• **WHAT TO DO**: Can you rewrite the records below as a Markdown table with the columns "No." and "Entry," giving each non-blank line its own numbered row and leaving out the pictures?

• **MATERIAL FOR THIS TASK**:
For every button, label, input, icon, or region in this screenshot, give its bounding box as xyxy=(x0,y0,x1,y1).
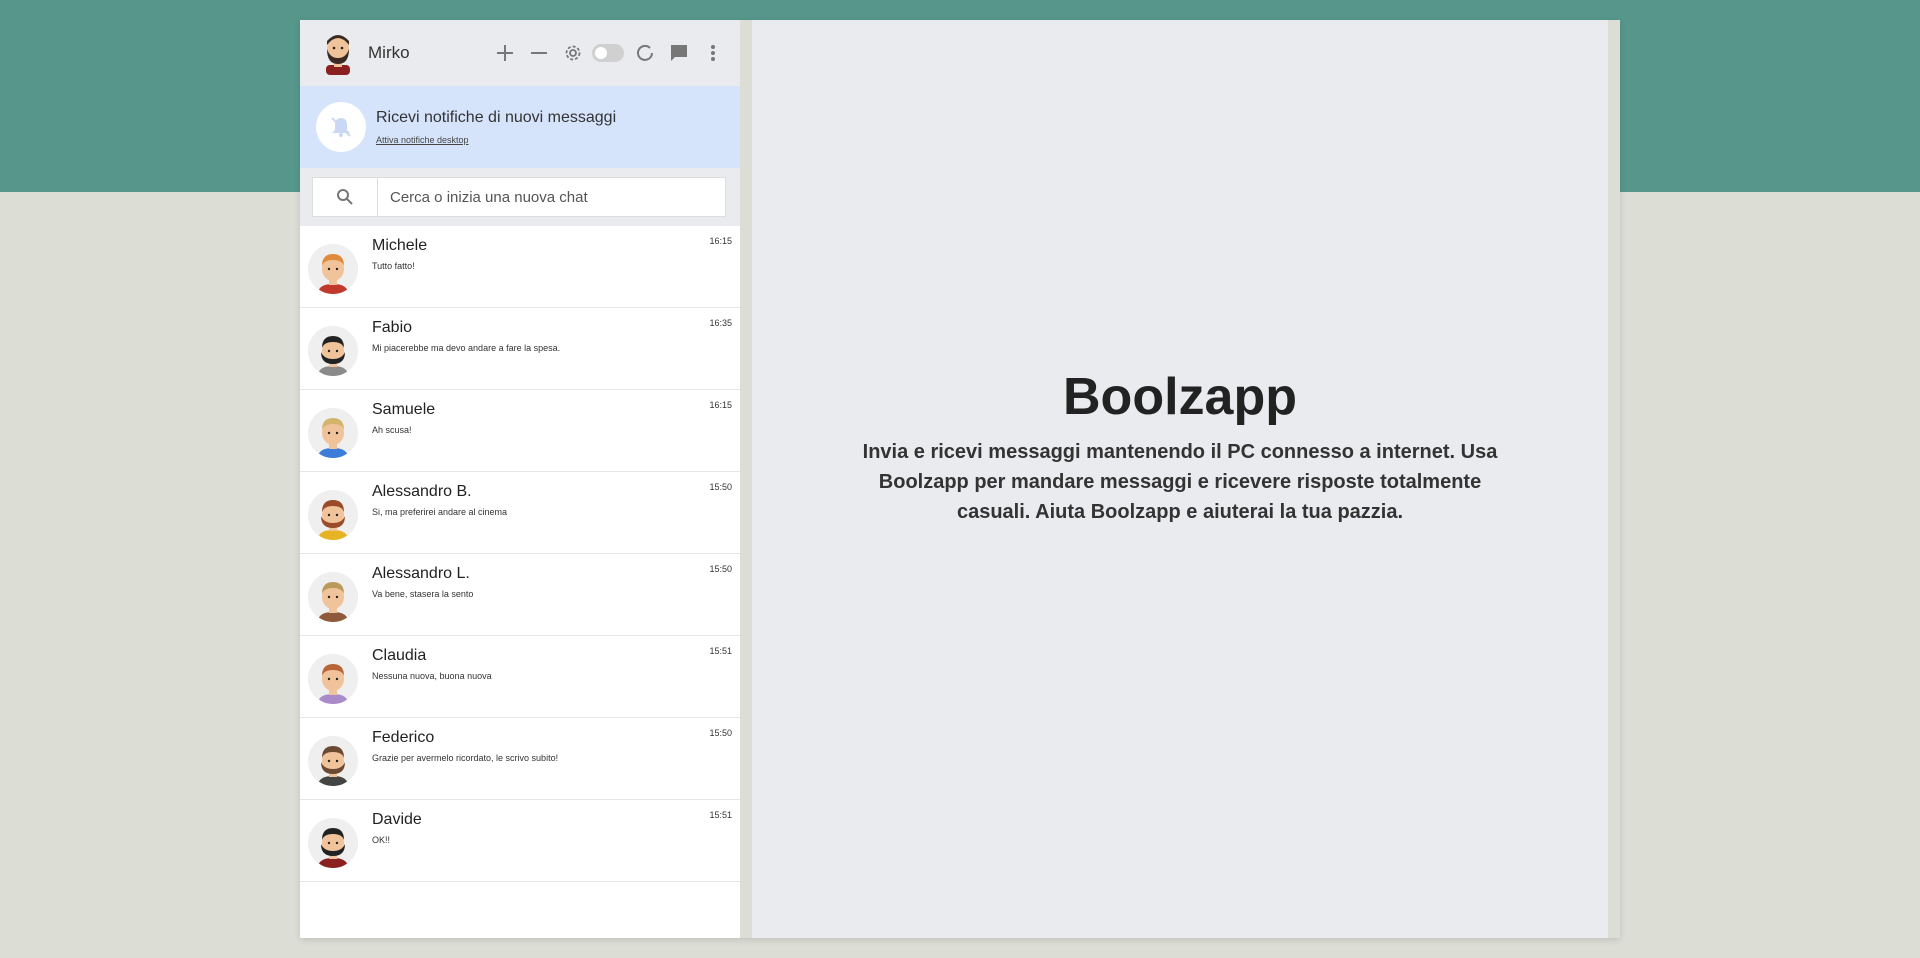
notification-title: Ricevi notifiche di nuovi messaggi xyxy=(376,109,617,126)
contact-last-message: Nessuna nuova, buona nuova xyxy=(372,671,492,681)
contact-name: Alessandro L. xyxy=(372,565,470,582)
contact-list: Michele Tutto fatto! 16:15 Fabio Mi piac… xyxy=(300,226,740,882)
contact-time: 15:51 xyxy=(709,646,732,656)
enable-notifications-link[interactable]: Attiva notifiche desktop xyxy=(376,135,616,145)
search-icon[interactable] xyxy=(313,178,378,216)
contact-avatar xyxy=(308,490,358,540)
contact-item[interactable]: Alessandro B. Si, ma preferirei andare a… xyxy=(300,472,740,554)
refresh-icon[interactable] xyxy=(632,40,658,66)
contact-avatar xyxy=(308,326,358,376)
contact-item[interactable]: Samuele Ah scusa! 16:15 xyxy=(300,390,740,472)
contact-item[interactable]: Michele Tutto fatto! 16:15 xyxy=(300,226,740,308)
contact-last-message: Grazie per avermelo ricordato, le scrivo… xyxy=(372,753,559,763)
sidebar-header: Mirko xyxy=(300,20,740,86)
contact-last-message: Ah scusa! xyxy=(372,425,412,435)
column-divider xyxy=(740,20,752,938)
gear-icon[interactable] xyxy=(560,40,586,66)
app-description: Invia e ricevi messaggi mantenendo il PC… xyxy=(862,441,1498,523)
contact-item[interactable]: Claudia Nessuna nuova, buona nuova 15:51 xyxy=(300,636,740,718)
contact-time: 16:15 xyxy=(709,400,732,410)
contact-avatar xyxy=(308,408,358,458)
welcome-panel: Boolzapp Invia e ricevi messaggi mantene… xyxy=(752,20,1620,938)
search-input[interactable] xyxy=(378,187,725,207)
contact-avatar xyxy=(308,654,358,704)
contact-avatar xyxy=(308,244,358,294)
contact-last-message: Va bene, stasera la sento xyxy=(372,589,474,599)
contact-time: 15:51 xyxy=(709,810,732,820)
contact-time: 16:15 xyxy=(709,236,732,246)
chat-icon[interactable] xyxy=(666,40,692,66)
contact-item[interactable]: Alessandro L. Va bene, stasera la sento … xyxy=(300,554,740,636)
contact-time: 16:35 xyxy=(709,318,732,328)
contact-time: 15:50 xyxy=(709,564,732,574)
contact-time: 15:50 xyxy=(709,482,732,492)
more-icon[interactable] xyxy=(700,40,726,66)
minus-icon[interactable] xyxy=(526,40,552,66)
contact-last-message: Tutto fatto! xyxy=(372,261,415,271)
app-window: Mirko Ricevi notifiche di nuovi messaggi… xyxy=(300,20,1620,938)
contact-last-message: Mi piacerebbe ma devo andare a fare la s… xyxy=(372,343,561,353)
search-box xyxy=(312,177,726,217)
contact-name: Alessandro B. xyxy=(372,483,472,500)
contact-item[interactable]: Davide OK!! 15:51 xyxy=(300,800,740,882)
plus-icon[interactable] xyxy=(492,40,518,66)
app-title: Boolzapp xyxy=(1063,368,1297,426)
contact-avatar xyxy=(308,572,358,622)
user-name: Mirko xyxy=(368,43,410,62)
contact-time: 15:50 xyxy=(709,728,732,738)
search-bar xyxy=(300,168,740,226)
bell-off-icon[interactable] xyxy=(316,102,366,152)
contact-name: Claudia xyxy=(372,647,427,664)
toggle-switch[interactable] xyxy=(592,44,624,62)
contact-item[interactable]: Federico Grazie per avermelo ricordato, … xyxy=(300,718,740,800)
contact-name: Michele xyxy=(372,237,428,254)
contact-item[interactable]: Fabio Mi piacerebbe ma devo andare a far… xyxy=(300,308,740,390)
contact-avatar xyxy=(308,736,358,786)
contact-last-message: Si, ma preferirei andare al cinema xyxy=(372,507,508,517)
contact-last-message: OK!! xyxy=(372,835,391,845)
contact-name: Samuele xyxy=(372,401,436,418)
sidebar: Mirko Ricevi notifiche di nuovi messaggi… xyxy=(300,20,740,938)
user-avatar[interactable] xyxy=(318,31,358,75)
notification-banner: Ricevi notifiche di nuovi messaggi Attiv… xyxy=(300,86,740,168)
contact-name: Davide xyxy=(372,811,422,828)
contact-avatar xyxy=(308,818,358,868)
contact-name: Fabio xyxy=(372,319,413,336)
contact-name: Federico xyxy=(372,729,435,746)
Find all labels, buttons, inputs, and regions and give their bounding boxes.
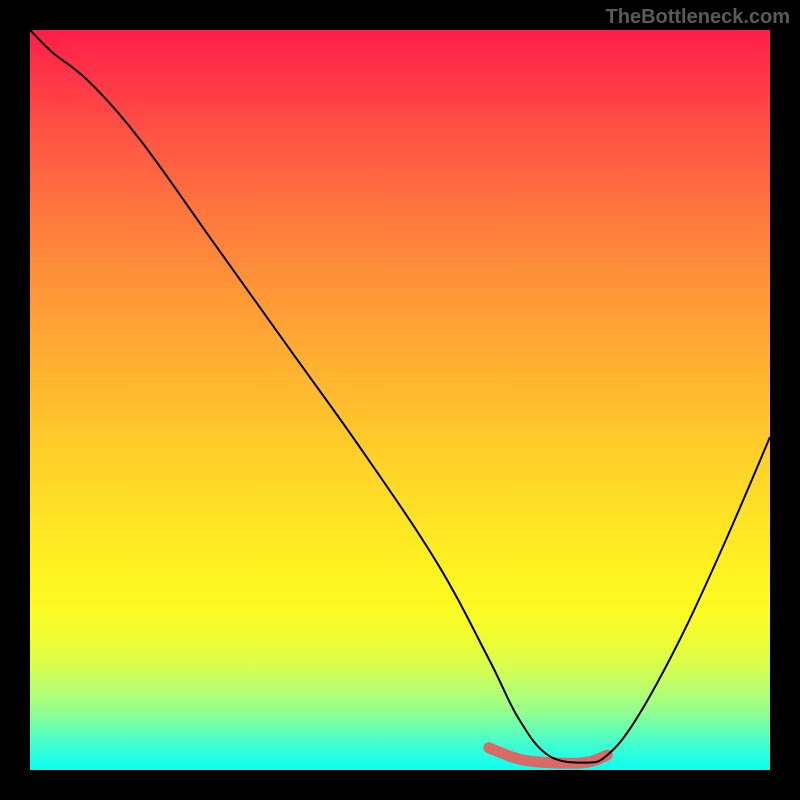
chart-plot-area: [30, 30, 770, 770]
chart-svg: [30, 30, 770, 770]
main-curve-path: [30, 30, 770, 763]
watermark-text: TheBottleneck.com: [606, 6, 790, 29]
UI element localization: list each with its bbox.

• **SOLUTION FOR THIS PROBLEM**:
| No. | Entry |
|---|---|
| 1 | For every button, label, input, icon, or region in this screenshot, give its bounding box as xyxy=(x0,y0,x1,y1). |
| 2 | notification-title: Ricevi notifiche di nuovi messaggi xyxy=(376,109,617,126) |
| 3 | contact-last-message: Nessuna nuova, buona nuova xyxy=(372,671,492,681) |
| 4 | contact-name: Alessandro L. xyxy=(372,565,470,582) |
| 5 | contact-list: Michele Tutto fatto! 16:15 Fabio Mi piac… xyxy=(300,226,740,882) |
| 6 | contact-time: 15:51 xyxy=(709,646,732,656) |
| 7 | enable-notifications-link[interactable]: Attiva notifiche desktop xyxy=(376,135,616,145) |
| 8 | search-icon[interactable] xyxy=(313,178,378,216) |
| 9 | contact-avatar xyxy=(308,490,358,540) |
| 10 | contact-item[interactable]: Alessandro B. Si, ma preferirei andare a… xyxy=(300,472,740,554) |
| 11 | refresh-icon[interactable] xyxy=(632,40,658,66) |
| 12 | contact-avatar xyxy=(308,326,358,376) |
| 13 | contact-item[interactable]: Samuele Ah scusa! 16:15 xyxy=(300,390,740,472) |
| 14 | contact-item[interactable]: Michele Tutto fatto! 16:15 xyxy=(300,226,740,308) |
| 15 | contact-last-message: Grazie per avermelo ricordato, le scrivo… xyxy=(372,753,559,763) |
| 16 | sidebar-header: Mirko xyxy=(300,20,740,86) |
| 17 | contact-last-message: Ah scusa! xyxy=(372,425,412,435) |
| 18 | column-divider xyxy=(740,20,752,938) |
| 19 | gear-icon[interactable] xyxy=(560,40,586,66) |
| 20 | app-description: Invia e ricevi messaggi mantenendo il PC… xyxy=(862,441,1498,523) |
| 21 | contact-item[interactable]: Claudia Nessuna nuova, buona nuova 15:51 xyxy=(300,636,740,718) |
| 22 | contact-time: 16:15 xyxy=(709,400,732,410) |
| 23 | contact-avatar xyxy=(308,408,358,458) |
| 24 | welcome-panel: Boolzapp Invia e ricevi messaggi mantene… xyxy=(752,20,1620,938) |
| 25 | search-input[interactable] xyxy=(378,187,725,207) |
| 26 | contact-avatar xyxy=(308,654,358,704) |
| 27 | contact-avatar xyxy=(308,244,358,294) |
| 28 | contact-last-message: Va bene, stasera la sento xyxy=(372,589,474,599) |
| 29 | contact-time: 15:51 xyxy=(709,810,732,820) |
| 30 | contact-time: 16:15 xyxy=(709,236,732,246) |
| 31 | chat-icon[interactable] xyxy=(666,40,692,66) |
| 32 | contact-item[interactable]: Alessandro L. Va bene, stasera la sento … xyxy=(300,554,740,636) |
| 33 | contact-time: 16:35 xyxy=(709,318,732,328) |
| 34 | contact-time: 15:50 xyxy=(709,564,732,574) |
| 35 | contact-time: 15:50 xyxy=(709,482,732,492) |
| 36 | more-icon[interactable] xyxy=(700,40,726,66) |
| 37 | minus-icon[interactable] xyxy=(526,40,552,66) |
| 38 | contact-last-message: Tutto fatto! xyxy=(372,261,415,271) |
| 39 | app-window: Mirko Ricevi notifiche di nuovi messaggi… xyxy=(300,20,1620,938) |
| 40 | contact-last-message: Mi piacerebbe ma devo andare a fare la s… xyxy=(372,343,561,353) |
| 41 | search-box xyxy=(312,177,726,217) |
| 42 | contact-name: Alessandro B. xyxy=(372,483,472,500) |
| 43 | contact-item[interactable]: Davide OK!! 15:51 xyxy=(300,800,740,882) |
| 44 | plus-icon[interactable] xyxy=(492,40,518,66) |
| 45 | app-title: Boolzapp xyxy=(1063,368,1297,426) |
| 46 | contact-avatar xyxy=(308,572,358,622) |
| 47 | user-name: Mirko xyxy=(368,43,410,62) |
| 48 | contact-time: 15:50 xyxy=(709,728,732,738) |
| 49 | search-bar xyxy=(300,168,740,226) |
| 50 | bell-off-icon[interactable] xyxy=(316,102,366,152) |
| 51 | contact-name: Claudia xyxy=(372,647,427,664) |
| 52 | toggle-switch[interactable] xyxy=(592,44,624,62) |
| 53 | contact-item[interactable]: Federico Grazie per avermelo ricordato, … xyxy=(300,718,740,800) |
| 54 | contact-name: Michele xyxy=(372,237,428,254) |
| 55 | contact-item[interactable]: Fabio Mi piacerebbe ma devo andare a far… xyxy=(300,308,740,390) |
| 56 | contact-avatar xyxy=(308,736,358,786) |
| 57 | contact-last-message: Si, ma preferirei andare al cinema xyxy=(372,507,508,517) |
| 58 | contact-last-message: OK!! xyxy=(372,835,391,845) |
| 59 | contact-name: Samuele xyxy=(372,401,436,418) |
| 60 | sidebar: Mirko Ricevi notifiche di nuovi messaggi… xyxy=(300,20,740,938) |
| 61 | user-avatar[interactable] xyxy=(318,31,358,75) |
| 62 | notification-banner: Ricevi notifiche di nuovi messaggi Attiv… xyxy=(300,86,740,168) |
| 63 | contact-name: Davide xyxy=(372,811,422,828) |
| 64 | contact-avatar xyxy=(308,818,358,868) |
| 65 | contact-name: Fabio xyxy=(372,319,413,336) |
| 66 | contact-name: Federico xyxy=(372,729,435,746) |
| 67 | Find all labels, buttons, inputs, and regions and give their bounding boxes. |
| 68 | chart-plot-area: [30, 30, 770, 770] |
| 69 | chart-svg: [30, 30, 770, 770] |
| 70 | main-curve-path: [30, 30, 770, 763] |
| 71 | watermark-text: TheBottleneck.com: [606, 6, 790, 29] |
| 72 | UI element localization: list each with its bbox. |